# To be done:
Your task is to repeat the lines below exactly, excluding any pictures they contain.

-- Begin Listing --

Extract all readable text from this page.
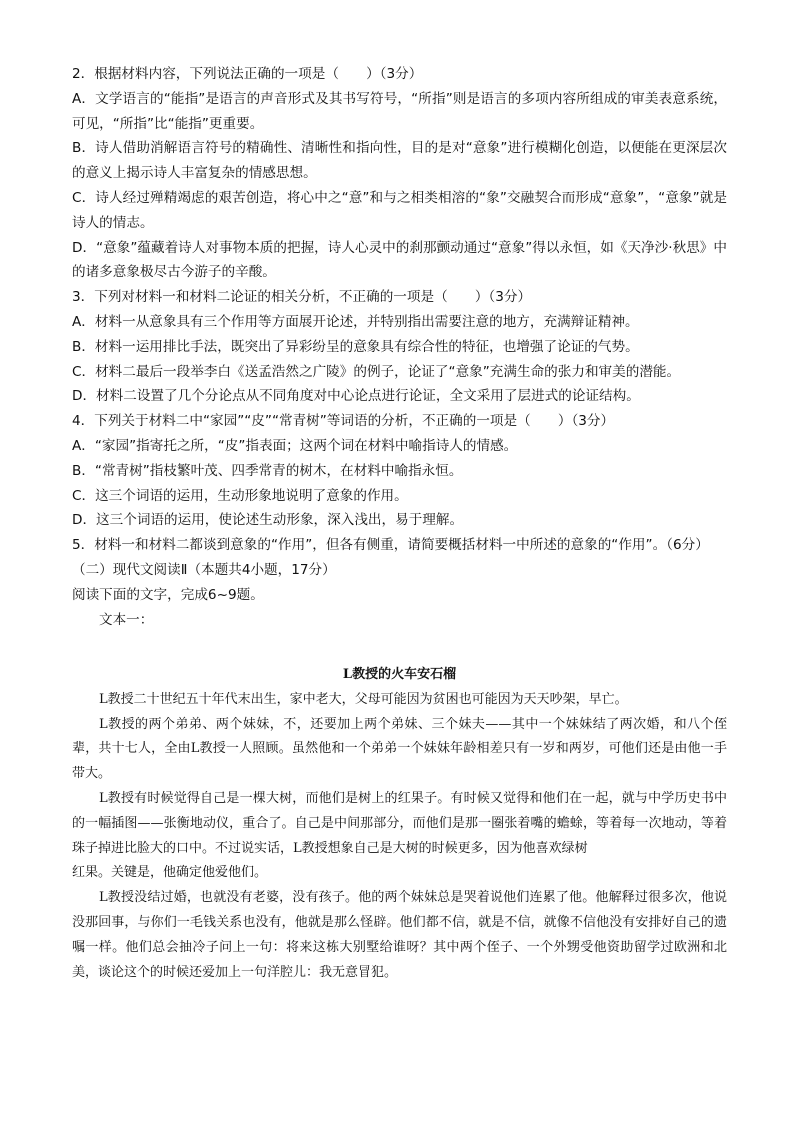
2．根据材料内容，下列说法正确的一项是（　　）（3分）

A．文学语言的“能指”是语言的声音形式及其书写符号，“所指”则是语言的多项内容所组成的审美表意系统，可见，“所指”比“能指”更重要。

B．诗人借助消解语言符号的精确性、清晰性和指向性，目的是对“意象”进行模糊化创造，以便能在更深层次的意义上揭示诗人丰富复杂的情感思想。

C．诗人经过殚精竭虑的艰苦创造，将心中之“意”和与之相类相溶的“象”交融契合而形成“意象”，“意象”就是诗人的情志。

D．“意象”蕴藏着诗人对事物本质的把握，诗人心灵中的刹那颤动通过“意象”得以永恒，如《天净沙·秋思》中的诸多意象极尽古今游子的辛酸。

3．下列对材料一和材料二论证的相关分析，不正确的一项是（　　）（3分）

A．材料一从意象具有三个作用等方面展开论述，并特别指出需要注意的地方，充满辩证精神。

B．材料一运用排比手法，既突出了异彩纷呈的意象具有综合性的特征，也增强了论证的气势。

C．材料二最后一段举李白《送孟浩然之广陵》的例子，论证了“意象”充满生命的张力和审美的潜能。

D．材料二设置了几个分论点从不同角度对中心论点进行论证，全文采用了层进式的论证结构。

4．下列关于材料二中“家园”“皮”“常青树”等词语的分析，不正确的一项是（　　）（3分）

A．“家园”指寄托之所，“皮”指表面；这两个词在材料中喻指诗人的情感。

B．“常青树”指枝繁叶茂、四季常青的树木，在材料中喻指永恒。

C．这三个词语的运用，生动形象地说明了意象的作用。

D．这三个词语的运用，使论述生动形象，深入浅出，易于理解。

5．材料一和材料二都谈到意象的“作用”，但各有侧重，请简要概括材料一中所述的意象的“作用”。（6分）

（二）现代文阅读Ⅱ（本题共4小题，17分）

阅读下面的文字，完成6~9题。

文本一：

L教授的火车安石榴

L教授二十世纪五十年代末出生，家中老大，父母可能因为贫困也可能因为天天吵架，早亡。

L教授的两个弟弟、两个妹妹，不，还要加上两个弟妹、三个妹夫——其中一个妹妹结了两次婚，和八个侄辈，共十七人，全由L教授一人照顾。虽然他和一个弟弟一个妹妹年龄相差只有一岁和两岁，可他们还是由他一手带大。

L教授有时候觉得自己是一棵大树，而他们是树上的红果子。有时候又觉得和他们在一起，就与中学历史书中的一幅插图——张衡地动仪，重合了。自己是中间那部分，而他们是那一圈张着嘴的蟾蜍，等着每一次地动，等着珠子掉进比脸大的口中。不过说实话，L教授想象自己是大树的时候更多，因为他喜欢绿树

红果。关键是，他确定他爱他们。

L教授没结过婚，也就没有老婆，没有孩子。他的两个妹妹总是哭着说他们连累了他。他解释过很多次，他说没那回事，与你们一毛钱关系也没有，他就是那么怪辟。他们都不信，就是不信，就像不信他没有安排好自己的遗嘱一样。他们总会抽冷子问上一句：将来这栋大别墅给谁呀？其中两个侄子、一个外甥受他资助留学过欧洲和北美，谈论这个的时候还爱加上一句洋腔儿：我无意冒犯。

-- End Listing --

# Reply to the exercise:
Extract all readable text from this page.
2．根据材料内容，下列说法正确的一项是（　　）（3分）

A．文学语言的“能指”是语言的声音形式及其书写符号，“所指”则是语言的多项内容所组成的审美表意系统，可见，“所指”比“能指”更重要。

B．诗人借助消解语言符号的精确性、清晰性和指向性，目的是对“意象”进行模糊化创造，以便能在更深层次的意义上揭示诗人丰富复杂的情感思想。

C．诗人经过殚精竭虑的艰苦创造，将心中之“意”和与之相类相溶的“象”交融契合而形成“意象”，“意象”就是诗人的情志。

D．“意象”蕴藏着诗人对事物本质的把握，诗人心灵中的刹那颤动通过“意象”得以永恒，如《天净沙·秋思》中的诸多意象极尽古今游子的辛酸。

3．下列对材料一和材料二论证的相关分析，不正确的一项是（　　）（3分）

A．材料一从意象具有三个作用等方面展开论述，并特别指出需要注意的地方，充满辩证精神。

B．材料一运用排比手法，既突出了异彩纷呈的意象具有综合性的特征，也增强了论证的气势。

C．材料二最后一段举李白《送孟浩然之广陵》的例子，论证了“意象”充满生命的张力和审美的潜能。

D．材料二设置了几个分论点从不同角度对中心论点进行论证，全文采用了层进式的论证结构。

4．下列关于材料二中“家园”“皮”“常青树”等词语的分析，不正确的一项是（　　）（3分）

A．“家园”指寄托之所，“皮”指表面；这两个词在材料中喻指诗人的情感。

B．“常青树”指枝繁叶茂、四季常青的树木，在材料中喻指永恒。

C．这三个词语的运用，生动形象地说明了意象的作用。

D．这三个词语的运用，使论述生动形象，深入浅出，易于理解。

5．材料一和材料二都谈到意象的“作用”，但各有侧重，请简要概括材料一中所述的意象的“作用”。（6分）

（二）现代文阅读Ⅱ（本题共4小题，17分）

阅读下面的文字，完成6~9题。

文本一：

L教授的火车安石榴

L教授二十世纪五十年代末出生，家中老大，父母可能因为贫困也可能因为天天吵架，早亡。

L教授的两个弟弟、两个妹妹，不，还要加上两个弟妹、三个妹夫——其中一个妹妹结了两次婚，和八个侄辈，共十七人，全由L教授一人照顾。虽然他和一个弟弟一个妹妹年龄相差只有一岁和两岁，可他们还是由他一手带大。

L教授有时候觉得自己是一棵大树，而他们是树上的红果子。有时候又觉得和他们在一起，就与中学历史书中的一幅插图——张衡地动仪，重合了。自己是中间那部分，而他们是那一圈张着嘴的蟾蜍，等着每一次地动，等着珠子掉进比脸大的口中。不过说实话，L教授想象自己是大树的时候更多，因为他喜欢绿树

红果。关键是，他确定他爱他们。

L教授没结过婚，也就没有老婆，没有孩子。他的两个妹妹总是哭着说他们连累了他。他解释过很多次，他说没那回事，与你们一毛钱关系也没有，他就是那么怪辟。他们都不信，就是不信，就像不信他没有安排好自己的遗嘱一样。他们总会抽冷子问上一句：将来这栋大别墅给谁呀？其中两个侄子、一个外甥受他资助留学过欧洲和北美，谈论这个的时候还爱加上一句洋腔儿：我无意冒犯。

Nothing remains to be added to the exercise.